Work instructions: Search the data below for the string "screenshot". Extract every line that contains it.

(Rows from a figure dataset)
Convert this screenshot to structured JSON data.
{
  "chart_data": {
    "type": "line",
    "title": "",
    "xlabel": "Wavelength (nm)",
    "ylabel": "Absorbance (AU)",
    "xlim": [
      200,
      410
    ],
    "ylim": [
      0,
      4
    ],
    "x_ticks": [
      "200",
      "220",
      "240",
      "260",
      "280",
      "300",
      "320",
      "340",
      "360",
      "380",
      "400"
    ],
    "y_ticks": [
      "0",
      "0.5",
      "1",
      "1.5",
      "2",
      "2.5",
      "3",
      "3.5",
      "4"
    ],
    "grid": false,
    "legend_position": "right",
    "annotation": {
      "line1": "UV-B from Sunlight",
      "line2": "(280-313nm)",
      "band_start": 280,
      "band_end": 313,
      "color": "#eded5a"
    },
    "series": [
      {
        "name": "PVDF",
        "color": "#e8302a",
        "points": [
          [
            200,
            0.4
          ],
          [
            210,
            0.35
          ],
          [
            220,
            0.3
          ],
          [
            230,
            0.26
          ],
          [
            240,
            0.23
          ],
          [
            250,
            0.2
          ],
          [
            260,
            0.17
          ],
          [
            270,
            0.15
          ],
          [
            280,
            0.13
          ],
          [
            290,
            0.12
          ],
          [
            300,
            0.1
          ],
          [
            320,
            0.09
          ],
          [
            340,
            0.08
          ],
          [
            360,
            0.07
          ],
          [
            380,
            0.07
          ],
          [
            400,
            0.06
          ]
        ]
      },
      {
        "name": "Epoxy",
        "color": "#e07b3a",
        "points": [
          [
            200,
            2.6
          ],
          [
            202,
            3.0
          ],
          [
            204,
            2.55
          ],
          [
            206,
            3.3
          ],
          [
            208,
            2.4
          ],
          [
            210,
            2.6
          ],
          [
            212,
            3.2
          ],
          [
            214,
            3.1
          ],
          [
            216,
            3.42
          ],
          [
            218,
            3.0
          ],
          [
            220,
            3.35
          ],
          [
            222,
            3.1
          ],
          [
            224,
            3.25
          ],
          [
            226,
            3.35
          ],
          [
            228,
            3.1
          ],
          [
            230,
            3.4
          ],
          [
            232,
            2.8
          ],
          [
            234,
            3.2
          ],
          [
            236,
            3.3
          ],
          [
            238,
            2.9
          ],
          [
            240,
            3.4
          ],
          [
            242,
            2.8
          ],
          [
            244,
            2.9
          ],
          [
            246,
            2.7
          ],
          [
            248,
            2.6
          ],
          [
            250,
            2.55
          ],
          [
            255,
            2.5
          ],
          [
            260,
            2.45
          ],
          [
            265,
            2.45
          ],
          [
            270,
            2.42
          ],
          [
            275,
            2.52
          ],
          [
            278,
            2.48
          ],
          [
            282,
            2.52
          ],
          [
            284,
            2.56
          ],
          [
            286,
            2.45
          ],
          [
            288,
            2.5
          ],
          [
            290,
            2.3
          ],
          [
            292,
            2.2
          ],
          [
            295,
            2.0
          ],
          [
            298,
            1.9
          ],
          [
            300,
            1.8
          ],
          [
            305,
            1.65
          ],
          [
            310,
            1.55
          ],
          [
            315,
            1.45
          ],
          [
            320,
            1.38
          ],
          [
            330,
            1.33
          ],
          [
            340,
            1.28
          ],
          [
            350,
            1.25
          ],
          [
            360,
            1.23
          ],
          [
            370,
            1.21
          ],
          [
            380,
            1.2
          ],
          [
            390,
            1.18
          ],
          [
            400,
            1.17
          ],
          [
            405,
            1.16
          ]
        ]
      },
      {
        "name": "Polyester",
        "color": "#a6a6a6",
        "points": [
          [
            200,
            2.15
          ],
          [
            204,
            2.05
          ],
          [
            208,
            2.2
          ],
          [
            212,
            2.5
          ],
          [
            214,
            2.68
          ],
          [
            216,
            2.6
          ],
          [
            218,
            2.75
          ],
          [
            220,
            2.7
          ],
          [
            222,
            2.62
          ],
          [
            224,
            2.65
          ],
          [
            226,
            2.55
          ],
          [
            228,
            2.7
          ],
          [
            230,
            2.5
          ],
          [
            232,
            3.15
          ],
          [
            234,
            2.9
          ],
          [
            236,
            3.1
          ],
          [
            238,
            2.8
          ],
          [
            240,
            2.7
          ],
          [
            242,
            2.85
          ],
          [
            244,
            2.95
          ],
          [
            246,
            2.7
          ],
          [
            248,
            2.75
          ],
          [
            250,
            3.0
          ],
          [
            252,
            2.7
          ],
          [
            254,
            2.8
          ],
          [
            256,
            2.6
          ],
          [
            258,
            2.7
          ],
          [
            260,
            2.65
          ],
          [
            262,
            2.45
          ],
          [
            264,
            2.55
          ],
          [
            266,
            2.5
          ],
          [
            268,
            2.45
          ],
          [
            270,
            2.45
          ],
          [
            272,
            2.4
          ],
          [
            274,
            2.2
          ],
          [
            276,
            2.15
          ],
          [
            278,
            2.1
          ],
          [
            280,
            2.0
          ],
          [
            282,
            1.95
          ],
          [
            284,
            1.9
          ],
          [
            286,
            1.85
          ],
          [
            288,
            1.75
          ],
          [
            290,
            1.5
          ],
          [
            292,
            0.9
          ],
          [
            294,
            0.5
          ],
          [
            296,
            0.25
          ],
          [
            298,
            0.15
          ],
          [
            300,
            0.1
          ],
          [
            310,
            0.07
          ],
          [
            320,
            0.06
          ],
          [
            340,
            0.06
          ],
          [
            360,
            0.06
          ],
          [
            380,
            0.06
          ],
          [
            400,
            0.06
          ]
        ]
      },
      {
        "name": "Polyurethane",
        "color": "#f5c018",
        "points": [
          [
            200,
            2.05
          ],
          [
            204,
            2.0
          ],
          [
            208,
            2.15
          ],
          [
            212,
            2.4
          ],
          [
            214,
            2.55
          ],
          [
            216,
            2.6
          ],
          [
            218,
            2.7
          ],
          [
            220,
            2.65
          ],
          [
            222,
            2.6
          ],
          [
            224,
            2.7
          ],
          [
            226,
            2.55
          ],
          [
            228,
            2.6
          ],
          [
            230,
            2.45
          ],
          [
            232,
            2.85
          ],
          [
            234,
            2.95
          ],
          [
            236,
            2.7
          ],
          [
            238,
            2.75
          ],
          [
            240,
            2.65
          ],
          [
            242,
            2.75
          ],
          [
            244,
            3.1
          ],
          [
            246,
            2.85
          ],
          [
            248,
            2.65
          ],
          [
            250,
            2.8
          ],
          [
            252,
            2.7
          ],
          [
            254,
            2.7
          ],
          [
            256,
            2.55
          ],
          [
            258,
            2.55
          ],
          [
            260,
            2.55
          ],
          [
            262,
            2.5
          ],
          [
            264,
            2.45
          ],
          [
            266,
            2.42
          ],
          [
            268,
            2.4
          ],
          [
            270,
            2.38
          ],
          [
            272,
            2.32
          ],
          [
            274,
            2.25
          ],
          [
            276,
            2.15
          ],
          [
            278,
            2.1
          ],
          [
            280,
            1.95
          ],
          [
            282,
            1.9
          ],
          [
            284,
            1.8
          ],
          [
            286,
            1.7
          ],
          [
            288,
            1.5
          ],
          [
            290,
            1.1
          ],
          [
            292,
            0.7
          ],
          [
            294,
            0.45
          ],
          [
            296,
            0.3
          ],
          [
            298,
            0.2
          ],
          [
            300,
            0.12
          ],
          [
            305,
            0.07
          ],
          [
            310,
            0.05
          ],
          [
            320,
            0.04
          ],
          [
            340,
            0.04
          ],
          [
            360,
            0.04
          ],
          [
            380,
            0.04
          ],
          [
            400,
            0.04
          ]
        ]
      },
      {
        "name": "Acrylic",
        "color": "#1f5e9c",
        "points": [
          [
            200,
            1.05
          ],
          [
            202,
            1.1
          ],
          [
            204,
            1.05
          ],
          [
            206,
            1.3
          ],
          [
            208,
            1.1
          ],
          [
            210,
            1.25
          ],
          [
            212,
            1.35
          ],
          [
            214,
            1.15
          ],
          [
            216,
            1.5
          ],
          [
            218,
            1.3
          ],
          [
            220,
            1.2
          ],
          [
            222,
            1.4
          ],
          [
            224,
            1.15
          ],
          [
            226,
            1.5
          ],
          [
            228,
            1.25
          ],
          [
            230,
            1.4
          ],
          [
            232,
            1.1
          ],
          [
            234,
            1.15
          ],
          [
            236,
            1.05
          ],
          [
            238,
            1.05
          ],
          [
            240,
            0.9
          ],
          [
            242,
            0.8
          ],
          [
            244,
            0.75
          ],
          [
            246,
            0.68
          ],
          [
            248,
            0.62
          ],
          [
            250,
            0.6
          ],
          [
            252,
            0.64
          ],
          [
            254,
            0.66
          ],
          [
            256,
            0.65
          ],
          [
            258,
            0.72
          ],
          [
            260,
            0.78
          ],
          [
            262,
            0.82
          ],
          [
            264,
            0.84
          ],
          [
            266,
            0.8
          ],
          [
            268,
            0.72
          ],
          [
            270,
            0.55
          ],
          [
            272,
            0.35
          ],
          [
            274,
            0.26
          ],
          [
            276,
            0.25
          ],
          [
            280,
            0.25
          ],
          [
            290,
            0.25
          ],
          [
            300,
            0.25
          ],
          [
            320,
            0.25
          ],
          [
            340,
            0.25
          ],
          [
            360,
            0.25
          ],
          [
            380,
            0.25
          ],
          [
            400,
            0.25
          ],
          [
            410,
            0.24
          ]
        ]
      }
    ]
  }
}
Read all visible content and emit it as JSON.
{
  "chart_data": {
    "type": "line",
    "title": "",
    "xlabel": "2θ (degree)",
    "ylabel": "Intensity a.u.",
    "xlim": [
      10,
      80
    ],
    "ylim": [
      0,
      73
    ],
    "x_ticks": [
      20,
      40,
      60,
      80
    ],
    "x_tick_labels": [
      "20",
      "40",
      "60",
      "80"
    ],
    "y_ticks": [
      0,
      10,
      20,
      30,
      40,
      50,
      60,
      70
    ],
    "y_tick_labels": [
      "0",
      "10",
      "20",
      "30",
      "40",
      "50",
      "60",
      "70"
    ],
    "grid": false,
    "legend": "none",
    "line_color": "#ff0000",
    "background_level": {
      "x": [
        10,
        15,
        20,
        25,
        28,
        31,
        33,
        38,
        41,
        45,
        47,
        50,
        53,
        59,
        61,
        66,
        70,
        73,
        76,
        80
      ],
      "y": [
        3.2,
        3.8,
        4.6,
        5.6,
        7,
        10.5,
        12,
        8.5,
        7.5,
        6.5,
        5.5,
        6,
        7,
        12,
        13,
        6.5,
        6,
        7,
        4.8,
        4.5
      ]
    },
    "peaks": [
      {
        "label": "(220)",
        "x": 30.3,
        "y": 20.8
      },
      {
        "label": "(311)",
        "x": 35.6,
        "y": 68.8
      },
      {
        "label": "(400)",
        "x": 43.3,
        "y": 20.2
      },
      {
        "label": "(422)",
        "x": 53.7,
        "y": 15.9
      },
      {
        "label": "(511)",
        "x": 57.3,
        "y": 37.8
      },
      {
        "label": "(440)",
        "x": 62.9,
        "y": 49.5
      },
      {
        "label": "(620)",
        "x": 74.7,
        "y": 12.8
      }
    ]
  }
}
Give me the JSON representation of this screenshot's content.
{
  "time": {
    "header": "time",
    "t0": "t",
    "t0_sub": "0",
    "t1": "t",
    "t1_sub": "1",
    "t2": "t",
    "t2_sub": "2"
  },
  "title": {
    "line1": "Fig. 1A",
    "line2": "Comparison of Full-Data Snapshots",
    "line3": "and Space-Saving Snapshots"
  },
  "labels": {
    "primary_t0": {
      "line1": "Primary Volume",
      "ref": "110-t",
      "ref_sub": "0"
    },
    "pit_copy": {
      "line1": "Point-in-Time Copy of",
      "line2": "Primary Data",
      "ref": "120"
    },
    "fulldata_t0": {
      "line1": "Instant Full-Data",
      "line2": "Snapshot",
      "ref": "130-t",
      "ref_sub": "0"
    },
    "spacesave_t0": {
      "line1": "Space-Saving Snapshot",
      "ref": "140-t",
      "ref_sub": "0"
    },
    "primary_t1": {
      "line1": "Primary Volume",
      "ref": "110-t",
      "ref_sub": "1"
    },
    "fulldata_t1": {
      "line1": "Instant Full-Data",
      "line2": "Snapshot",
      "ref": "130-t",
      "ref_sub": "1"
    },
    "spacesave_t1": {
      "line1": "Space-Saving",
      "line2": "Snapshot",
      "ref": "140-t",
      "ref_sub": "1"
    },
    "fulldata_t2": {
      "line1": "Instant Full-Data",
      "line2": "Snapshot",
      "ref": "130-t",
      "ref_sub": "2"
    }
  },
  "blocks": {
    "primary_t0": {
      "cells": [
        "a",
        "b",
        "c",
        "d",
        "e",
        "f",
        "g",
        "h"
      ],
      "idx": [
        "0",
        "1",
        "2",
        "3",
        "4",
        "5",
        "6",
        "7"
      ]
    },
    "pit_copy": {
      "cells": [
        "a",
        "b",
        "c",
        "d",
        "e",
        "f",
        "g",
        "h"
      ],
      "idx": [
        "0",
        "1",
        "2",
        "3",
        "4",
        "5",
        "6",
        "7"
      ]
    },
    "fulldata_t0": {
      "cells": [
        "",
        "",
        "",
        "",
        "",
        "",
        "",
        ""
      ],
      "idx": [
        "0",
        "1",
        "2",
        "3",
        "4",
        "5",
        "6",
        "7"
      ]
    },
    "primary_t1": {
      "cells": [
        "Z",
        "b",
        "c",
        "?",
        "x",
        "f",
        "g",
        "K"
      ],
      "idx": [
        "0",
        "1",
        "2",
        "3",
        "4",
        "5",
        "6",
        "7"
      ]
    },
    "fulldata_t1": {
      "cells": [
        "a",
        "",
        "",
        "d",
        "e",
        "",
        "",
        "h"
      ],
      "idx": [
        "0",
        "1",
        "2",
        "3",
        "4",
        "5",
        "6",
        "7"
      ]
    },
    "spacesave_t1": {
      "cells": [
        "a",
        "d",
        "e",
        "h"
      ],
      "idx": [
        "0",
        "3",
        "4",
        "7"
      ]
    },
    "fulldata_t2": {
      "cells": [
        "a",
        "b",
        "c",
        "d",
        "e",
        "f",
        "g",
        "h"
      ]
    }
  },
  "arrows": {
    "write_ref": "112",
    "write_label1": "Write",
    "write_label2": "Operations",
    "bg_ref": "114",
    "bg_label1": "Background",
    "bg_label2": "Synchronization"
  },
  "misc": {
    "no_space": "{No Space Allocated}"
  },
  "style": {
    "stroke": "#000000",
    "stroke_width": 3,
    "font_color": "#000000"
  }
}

Solution to the exercise:
Convert this screenshot to structured JSON data.
Give me the JSON representation of this screenshot's content.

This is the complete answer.